Dataset items

_ _ _ _

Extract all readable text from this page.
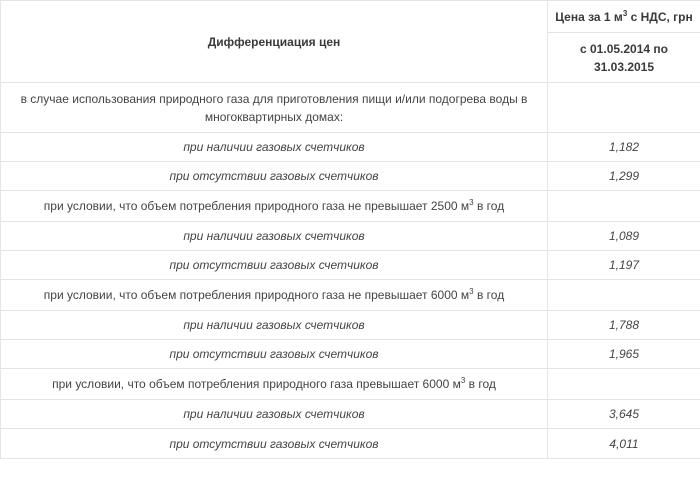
Дифференциация цен	Цена за 1 $м^3$ с НДС, грн
	с 01.05.2014 по 31.03.2015
в случае использования природного газа для приготовления пищи и/или подогрева воды в многоквартирных домах:	
при наличии газовых счетчиков	1,182
при отсутствии газовых счетчиков	1,299
при условии, что объем потребления природного газа не превышает 2500 $м^3$ в год	
при наличии газовых счетчиков	1,089
при отсутствии газовых счетчиков	1,197
при условии, что объем потребления природного газа не превышает 6000 $м^3$ в год	
при наличии газовых счетчиков	1,788
при отсутствии газовых счетчиков	1,965
при условии, что объем потребления природного газа превышает 6000 $м^3$ в год	
при наличии газовых счетчиков	3,645
при отсутствии газовых счетчиков	4,011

_ _ _ _

Problem description: Copy out the records above in full, exactly as written, but not the pictures.

Solution for this task:
Extract all readable text from this page.
Дифференциация цен	Цена за 1 $м^3$ с НДС, грн
	с 01.05.2014 по 31.03.2015
в случае использования природного газа для приготовления пищи и/или подогрева воды в многоквартирных домах:	
при наличии газовых счетчиков	1,182
при отсутствии газовых счетчиков	1,299
при условии, что объем потребления природного газа не превышает 2500 $м^3$ в год	
при наличии газовых счетчиков	1,089
при отсутствии газовых счетчиков	1,197
при условии, что объем потребления природного газа не превышает 6000 $м^3$ в год	
при наличии газовых счетчиков	1,788
при отсутствии газовых счетчиков	1,965
при условии, что объем потребления природного газа превышает 6000 $м^3$ в год	
при наличии газовых счетчиков	3,645
при отсутствии газовых счетчиков	4,011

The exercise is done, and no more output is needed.